■ Text excerpt ■
'''

Not sure what you are going to gain with early imports of Queens or packages?
On another thread you said you have 3000 production colonies(?). If your winter losses are say 10% that's 300 colonies you need to make up in spring. Surely you can make these up just as quick if not quicker from your own over-wintered nucs rather than import queens or packages?
By anticipating the winter losses it would be more sustainable to raise your own nucs as replacements?
By importing queens to increase your stock rather than to improve your genetics I presume the motivation is purely financial?
I suspect you are unaware of what goes on at our place as the last sentence especially is totally off target.
For our own unit that's exactly what we do. You can see the pictures of the nucs and mating unit on my twitter feed. We have not used packages in our own unit, bar a FEW clients failed to stump up for or were 'no show' at collection time, for a few years now.
BUT
The bringing in of the packages especially was started off as a 'common good' project where I used my connections to get all those in difficulty locally bees at a fair rather than inflated price. Not everyone can sink 100K into a project and even then, if you are obliged to fulfill a pollination contract (some of our overwintered nucs are sold to such people) and have a clause that means its costly if you don't meet the contract...then you need bees PDQ in April or May to meet that demand. Spring packages can build up on the OSR, and sometimes even give a super or two of honey. The demand has continued, but has shifted more to the SE of the country, where pressures for earliness are strongest.
Then there is the issue of WHY there are these spikes in demand. Its usually because of a big die off, which periodically happens across the country (and other countries too, its not just a UK phenomenon). When it happens to the main colonies in a unit it happens to the nucs too. They are a great tool which makes up the losses before they happen in more years than used to be the case, but as in the last main post....nuc success broadly correlates with colony success.....so local dependency when there is a local die off is a risky place to be.
However, an early queen DOES have a load of advantages. As a 2017 example..we took over running a stack of empty hives (Langstroth and all our overwinter nucs are on BS frames for now) so had to get them up and running asap. We took TWO bars of brood (mostly sealed) and bees and a bar of stores from some of our existing Lang hives at the start of May and put them into 5 bar poly nucs and fed them. We used queens raised for us in Piemonte, mainly but not exclusively from our own breeders, and introduced one to each nuc. In only a week the two bars of foundation had been drawn and they were across the box so got promoted to full hives. Fed again. By the end of May most of these required to be doubled (then fed again...that's a serious gap time here). Of the 96 on that group 85 went to the heather in late July as triples and gave about 35Kg of heather honey. Cant be done *just that way* with queens much later. Changes it from an activity that costs into one that pays, and the bees are great and healthy too. Into winter right across the box.
The same exercise repeated four weeks later resulted in an average at the heather of 9kg but still very good hives into winter.

'''

■ Material supplied ■

'''

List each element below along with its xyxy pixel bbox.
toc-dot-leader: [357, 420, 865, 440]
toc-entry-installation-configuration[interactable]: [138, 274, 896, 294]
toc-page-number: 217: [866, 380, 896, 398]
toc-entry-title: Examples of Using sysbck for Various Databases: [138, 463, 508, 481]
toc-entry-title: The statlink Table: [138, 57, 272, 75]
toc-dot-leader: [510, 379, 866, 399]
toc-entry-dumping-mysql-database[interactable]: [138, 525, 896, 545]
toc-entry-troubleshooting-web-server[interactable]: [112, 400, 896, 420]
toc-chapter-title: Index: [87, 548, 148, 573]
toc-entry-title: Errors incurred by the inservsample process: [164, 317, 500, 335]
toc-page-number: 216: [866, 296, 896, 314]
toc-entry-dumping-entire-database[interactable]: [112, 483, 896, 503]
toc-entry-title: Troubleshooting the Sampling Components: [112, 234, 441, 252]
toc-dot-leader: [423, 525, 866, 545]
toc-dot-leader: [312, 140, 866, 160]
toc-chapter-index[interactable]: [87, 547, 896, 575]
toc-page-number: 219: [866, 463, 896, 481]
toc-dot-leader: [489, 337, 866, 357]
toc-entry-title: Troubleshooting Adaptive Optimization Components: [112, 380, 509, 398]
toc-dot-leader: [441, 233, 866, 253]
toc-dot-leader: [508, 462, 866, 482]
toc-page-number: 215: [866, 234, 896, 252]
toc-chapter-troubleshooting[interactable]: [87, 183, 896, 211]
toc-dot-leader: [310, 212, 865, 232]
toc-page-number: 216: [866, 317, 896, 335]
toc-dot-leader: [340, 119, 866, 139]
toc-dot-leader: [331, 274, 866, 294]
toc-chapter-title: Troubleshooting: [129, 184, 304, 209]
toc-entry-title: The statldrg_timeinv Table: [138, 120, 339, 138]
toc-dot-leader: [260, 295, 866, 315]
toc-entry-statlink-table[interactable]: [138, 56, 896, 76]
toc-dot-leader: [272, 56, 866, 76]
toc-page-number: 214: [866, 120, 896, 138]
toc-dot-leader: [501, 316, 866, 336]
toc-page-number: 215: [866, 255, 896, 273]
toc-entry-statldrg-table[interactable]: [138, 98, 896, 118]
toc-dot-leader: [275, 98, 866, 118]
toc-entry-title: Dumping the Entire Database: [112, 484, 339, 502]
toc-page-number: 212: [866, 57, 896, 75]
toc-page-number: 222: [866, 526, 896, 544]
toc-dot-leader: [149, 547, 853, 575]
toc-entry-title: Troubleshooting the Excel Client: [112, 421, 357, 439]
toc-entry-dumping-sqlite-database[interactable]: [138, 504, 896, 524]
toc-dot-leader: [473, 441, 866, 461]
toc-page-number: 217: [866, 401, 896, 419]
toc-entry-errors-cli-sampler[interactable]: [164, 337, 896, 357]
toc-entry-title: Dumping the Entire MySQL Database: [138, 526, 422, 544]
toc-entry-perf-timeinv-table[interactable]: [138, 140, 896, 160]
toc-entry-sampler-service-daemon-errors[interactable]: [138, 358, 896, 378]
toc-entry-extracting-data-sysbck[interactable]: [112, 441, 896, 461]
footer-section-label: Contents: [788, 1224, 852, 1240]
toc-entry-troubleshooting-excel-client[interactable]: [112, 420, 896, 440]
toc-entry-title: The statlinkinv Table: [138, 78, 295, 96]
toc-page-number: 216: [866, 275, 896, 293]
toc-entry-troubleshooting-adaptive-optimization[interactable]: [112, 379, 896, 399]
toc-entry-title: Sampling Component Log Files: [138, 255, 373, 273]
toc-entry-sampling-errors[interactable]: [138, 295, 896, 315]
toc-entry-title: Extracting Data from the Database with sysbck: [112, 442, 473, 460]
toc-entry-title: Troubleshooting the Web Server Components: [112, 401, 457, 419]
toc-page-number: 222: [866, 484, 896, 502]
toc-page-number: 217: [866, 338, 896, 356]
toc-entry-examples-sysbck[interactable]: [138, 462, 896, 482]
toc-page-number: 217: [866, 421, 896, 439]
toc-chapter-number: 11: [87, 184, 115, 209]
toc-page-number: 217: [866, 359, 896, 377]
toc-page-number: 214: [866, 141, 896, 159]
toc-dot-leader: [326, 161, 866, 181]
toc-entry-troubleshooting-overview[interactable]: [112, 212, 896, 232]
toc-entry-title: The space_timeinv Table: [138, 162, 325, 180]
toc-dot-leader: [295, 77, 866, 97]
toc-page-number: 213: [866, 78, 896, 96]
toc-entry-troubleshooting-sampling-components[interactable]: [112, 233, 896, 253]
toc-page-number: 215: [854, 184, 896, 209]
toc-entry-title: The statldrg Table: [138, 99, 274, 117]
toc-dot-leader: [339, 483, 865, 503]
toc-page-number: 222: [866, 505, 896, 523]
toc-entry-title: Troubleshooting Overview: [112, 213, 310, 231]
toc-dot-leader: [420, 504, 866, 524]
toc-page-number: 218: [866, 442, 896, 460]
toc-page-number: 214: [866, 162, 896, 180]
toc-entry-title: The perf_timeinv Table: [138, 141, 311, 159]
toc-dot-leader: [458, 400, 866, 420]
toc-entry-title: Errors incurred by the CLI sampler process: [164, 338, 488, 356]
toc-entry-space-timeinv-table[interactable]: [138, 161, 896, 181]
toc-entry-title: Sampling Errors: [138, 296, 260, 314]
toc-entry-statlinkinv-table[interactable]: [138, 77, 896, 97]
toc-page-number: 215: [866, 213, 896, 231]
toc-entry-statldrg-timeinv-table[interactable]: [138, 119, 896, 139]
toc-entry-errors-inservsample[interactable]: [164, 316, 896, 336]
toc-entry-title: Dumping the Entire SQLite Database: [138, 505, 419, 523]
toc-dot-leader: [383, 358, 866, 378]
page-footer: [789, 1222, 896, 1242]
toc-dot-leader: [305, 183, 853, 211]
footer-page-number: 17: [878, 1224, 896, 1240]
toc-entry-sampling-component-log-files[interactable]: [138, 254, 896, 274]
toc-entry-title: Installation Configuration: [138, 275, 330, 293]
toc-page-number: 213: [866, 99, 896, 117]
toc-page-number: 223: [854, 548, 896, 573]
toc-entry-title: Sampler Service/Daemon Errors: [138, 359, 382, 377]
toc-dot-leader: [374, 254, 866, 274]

'''

■ Tasks to perform ■
**a.** In the beekeeping post, give the passage from "By importing queens" to "few years now." again, swapping "twitter feed" for "website".
**b.** Say whether each statement agrees with the beekeeping post, answering yes or no and quoting the words of the post that decide it.
(i) The writer's own unit has used packages for its own stock in recent years.
(ii) Demand for packages has shifted more toward the SE of the country.
(iii) The queens in the 2017 example were raised in Piemonte.
**c.** Answer these questions from the beekeeping post.
(i) How many production colonies did the writer mention on another thread?
(ii) Of the 96 in the 2017 group, how many went to the heather in late July?
(iii) What average at the heather did the exercise repeated four weeks later give?

■ Solution list ■
**a.**
By importing queens to increase your stock rather than to improve your genetics I presume the motivation is purely financial?
I suspect you are unaware of what goes on at our place as the last sentence especially is totally off target.
For our own unit that's exactly what we do. You can see the pictures of the nucs and mating unit on my website. We have not used packages in our own unit, bar a FEW clients failed to stump up for or were 'no show' at collection time, for a few years now.

**b.**
(i) No: "We have not used packages in our own unit"
(ii) Yes: "has shifted more to the SE of the country"
(iii) Yes: "We used queens raised for us in Piemonte"

**c.**
(i) 3000
(ii) 85
(iii) 9kg